> Provided text
Knowledge Representation - Description Logics

Description Logics

Knowledge Representation is the field of Artificial Intelligence which focuses on the design of formalisms that are both epistemologically and computationally adequate for expressing knowledge on a particular domain. One of the main research lines of the field has been concerned with the idea that the knowledge should be represented by characterizing classes of objects and the relationship among them. The organization of the classes used to describe a domain of interest is based on a hierarchical structure, which not only provides an effective and compact representation of information, but also allows for performing the relevant reasoning tasks in a computationally effective way.

> Supplied information

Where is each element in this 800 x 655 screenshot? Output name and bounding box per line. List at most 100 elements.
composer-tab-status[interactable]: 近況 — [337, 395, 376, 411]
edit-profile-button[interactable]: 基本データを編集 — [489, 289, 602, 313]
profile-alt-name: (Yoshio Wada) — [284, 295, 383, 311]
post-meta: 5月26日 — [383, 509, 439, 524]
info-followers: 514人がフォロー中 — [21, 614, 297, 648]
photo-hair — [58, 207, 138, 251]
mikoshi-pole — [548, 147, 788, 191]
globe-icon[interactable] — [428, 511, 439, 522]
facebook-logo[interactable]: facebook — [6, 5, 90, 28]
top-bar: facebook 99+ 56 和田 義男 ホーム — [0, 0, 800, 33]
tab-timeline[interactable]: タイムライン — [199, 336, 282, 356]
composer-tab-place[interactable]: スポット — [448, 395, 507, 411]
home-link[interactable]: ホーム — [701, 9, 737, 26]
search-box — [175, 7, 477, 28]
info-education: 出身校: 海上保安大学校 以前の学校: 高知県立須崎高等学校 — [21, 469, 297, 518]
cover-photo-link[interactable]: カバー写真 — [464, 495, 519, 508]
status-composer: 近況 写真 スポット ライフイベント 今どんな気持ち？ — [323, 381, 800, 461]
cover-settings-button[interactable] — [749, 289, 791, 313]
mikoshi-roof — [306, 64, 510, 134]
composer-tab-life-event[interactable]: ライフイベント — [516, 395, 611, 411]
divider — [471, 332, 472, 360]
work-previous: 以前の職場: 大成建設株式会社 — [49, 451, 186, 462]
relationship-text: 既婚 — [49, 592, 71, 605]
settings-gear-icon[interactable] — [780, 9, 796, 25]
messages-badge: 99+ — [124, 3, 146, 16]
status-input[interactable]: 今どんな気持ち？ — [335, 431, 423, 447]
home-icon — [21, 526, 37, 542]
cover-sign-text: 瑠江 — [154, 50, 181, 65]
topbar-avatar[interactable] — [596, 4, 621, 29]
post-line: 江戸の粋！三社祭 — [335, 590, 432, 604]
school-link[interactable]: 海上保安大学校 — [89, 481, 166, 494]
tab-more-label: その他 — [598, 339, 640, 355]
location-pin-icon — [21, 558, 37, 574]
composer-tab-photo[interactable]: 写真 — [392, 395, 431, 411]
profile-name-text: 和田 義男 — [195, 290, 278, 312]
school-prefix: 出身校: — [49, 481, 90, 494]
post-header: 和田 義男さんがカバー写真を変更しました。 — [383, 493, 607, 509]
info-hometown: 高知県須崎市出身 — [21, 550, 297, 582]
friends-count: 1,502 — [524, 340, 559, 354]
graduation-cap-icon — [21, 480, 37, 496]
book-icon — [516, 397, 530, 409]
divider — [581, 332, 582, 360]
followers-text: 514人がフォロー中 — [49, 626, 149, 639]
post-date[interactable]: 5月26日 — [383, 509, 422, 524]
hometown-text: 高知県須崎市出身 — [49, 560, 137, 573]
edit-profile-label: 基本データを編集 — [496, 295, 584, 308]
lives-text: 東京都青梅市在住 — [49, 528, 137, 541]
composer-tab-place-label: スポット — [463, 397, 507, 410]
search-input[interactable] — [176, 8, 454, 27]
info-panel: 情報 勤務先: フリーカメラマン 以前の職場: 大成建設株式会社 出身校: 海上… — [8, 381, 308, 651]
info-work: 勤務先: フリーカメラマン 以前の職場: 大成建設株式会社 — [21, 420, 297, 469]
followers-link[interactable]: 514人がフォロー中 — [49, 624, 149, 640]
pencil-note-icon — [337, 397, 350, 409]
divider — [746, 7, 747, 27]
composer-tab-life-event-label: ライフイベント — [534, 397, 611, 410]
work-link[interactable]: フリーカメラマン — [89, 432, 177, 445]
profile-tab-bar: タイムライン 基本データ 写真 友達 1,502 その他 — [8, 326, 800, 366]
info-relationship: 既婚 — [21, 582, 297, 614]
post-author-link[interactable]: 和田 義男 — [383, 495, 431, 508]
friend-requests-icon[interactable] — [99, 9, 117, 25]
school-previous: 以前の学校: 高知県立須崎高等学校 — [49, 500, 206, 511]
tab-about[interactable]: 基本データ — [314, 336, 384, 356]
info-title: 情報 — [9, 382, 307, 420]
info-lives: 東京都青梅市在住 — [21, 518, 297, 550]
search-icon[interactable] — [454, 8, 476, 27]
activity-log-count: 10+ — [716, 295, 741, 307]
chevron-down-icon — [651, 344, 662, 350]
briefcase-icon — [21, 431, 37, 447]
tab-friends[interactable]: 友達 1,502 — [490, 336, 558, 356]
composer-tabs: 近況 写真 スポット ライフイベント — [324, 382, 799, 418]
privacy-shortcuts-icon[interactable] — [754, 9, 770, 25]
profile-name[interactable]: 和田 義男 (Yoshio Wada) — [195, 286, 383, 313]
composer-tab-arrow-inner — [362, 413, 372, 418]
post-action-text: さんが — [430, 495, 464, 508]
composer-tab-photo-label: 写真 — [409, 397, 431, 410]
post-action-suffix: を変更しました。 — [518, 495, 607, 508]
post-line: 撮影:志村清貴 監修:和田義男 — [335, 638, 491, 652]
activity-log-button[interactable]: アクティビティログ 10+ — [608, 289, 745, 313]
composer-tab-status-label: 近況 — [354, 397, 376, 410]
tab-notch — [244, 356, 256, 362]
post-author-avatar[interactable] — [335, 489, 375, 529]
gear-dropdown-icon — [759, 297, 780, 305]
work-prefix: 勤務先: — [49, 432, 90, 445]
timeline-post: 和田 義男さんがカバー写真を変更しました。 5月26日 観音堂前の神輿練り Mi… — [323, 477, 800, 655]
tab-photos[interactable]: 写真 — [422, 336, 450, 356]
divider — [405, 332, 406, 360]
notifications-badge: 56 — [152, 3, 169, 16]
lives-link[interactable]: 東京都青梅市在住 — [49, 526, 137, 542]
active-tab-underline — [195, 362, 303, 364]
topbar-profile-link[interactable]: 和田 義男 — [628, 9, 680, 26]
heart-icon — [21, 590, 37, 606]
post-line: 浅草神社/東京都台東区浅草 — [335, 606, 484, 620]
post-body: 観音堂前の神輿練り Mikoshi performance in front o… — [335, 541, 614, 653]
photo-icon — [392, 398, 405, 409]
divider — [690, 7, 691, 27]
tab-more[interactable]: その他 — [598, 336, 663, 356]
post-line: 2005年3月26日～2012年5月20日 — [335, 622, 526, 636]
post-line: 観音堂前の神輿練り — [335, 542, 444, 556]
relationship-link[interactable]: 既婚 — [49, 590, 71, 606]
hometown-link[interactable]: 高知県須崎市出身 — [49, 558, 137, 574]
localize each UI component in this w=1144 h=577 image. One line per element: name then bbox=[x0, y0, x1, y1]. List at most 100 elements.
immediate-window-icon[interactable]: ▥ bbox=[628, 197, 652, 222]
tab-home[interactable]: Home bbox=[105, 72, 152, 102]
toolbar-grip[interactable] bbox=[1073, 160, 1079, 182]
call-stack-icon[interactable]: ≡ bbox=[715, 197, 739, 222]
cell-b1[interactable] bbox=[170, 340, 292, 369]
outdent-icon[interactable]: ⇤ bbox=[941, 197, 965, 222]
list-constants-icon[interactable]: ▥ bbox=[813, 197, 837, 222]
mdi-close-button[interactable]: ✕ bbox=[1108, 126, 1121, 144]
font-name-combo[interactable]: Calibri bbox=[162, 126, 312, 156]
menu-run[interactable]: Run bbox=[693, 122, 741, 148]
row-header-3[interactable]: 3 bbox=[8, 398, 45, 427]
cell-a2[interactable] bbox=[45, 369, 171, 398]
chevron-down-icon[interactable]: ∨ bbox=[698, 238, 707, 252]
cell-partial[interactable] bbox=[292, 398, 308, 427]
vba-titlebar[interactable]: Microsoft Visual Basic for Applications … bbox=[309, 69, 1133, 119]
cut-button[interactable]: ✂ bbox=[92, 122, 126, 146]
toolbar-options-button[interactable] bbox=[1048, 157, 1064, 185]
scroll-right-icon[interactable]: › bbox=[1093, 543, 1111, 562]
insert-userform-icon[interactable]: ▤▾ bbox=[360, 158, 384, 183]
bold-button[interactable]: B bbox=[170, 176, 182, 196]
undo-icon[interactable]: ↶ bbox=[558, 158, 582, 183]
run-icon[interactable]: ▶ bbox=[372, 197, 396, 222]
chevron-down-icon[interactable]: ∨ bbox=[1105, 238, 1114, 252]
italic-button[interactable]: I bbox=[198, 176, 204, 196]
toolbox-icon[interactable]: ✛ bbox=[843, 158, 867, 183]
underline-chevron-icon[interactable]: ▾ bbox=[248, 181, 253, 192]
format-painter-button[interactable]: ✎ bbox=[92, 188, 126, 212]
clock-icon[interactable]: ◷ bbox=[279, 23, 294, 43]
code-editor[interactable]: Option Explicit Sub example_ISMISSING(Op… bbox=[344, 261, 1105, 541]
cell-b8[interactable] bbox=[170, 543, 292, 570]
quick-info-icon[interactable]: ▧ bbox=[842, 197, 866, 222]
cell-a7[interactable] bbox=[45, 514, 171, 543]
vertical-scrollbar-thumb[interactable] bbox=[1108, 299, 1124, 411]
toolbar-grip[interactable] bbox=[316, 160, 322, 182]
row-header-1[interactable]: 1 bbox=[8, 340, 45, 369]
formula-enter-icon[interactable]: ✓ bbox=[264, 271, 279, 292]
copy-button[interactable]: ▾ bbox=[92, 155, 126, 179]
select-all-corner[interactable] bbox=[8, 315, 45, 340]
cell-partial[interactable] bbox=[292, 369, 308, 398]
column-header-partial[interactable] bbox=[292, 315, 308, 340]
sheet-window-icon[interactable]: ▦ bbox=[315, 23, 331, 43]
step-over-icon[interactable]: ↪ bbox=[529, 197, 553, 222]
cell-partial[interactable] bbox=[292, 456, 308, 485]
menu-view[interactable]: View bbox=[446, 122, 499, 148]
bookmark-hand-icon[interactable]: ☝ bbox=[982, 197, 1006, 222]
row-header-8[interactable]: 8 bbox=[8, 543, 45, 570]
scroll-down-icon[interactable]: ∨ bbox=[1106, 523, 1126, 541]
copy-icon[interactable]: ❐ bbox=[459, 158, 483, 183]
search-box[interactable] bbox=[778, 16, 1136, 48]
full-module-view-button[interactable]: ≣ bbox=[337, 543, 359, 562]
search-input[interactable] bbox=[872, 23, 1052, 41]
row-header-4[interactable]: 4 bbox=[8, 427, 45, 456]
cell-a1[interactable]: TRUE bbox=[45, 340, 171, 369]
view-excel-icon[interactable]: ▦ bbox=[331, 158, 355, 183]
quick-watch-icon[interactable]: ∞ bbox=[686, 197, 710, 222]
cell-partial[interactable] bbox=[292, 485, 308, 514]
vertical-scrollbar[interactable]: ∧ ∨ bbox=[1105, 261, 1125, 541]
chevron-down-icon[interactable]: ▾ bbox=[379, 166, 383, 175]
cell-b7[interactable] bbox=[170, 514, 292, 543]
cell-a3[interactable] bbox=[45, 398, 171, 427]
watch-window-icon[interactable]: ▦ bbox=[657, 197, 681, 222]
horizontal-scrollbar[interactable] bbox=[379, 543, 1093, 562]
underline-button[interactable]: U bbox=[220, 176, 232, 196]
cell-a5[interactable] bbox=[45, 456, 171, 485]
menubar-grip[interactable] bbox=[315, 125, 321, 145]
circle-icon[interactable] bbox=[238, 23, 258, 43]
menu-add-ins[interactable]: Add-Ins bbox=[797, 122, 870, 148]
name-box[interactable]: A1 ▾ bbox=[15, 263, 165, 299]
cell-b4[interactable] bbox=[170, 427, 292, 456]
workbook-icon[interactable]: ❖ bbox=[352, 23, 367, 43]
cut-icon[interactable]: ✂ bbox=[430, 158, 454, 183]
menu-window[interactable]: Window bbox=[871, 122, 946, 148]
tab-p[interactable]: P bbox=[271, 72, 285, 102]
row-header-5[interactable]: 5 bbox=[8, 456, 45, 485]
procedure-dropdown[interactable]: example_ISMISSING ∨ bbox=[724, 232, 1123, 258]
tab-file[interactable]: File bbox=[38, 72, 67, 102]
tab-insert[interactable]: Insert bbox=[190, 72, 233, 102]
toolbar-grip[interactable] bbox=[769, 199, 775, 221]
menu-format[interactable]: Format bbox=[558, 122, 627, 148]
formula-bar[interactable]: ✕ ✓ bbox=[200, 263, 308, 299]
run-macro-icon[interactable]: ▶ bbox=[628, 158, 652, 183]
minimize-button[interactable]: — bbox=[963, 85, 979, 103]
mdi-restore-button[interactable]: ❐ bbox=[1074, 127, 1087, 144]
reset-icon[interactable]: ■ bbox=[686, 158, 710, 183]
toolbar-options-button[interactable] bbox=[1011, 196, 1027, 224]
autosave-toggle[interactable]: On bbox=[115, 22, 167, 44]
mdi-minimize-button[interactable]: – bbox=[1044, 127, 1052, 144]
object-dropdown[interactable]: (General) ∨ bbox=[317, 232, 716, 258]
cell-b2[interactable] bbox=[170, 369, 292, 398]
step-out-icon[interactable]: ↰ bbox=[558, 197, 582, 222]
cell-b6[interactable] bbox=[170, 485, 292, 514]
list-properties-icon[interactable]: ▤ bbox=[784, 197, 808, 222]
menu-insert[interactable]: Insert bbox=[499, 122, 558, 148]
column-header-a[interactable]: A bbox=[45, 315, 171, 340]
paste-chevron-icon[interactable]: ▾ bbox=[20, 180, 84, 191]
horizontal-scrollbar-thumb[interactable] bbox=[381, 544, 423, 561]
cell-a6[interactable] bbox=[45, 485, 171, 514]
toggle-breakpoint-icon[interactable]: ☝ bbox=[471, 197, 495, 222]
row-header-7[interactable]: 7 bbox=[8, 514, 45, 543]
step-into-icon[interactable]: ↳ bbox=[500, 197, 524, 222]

> Stated goal
Condense the paragraph in the description logics text that begins "Knowledge Representation is the field" into a short bulleted list that keeps its main facts.

> Expected answer
- Knowledge Representation is the area of Artificial Intelligence that designs formalisms for expressing knowledge about a particular domain. These formalisms must be adequate both epistemologically and computationally.
- A main research line holds that knowledge should be represented by characterizing classes of objects and the relationships among them.
- The classes describing a domain are organized in a hierarchy.
- This hierarchy gives an effective, compact representation of information.
- It also lets the relevant reasoning tasks be carried out in a computationally effective way.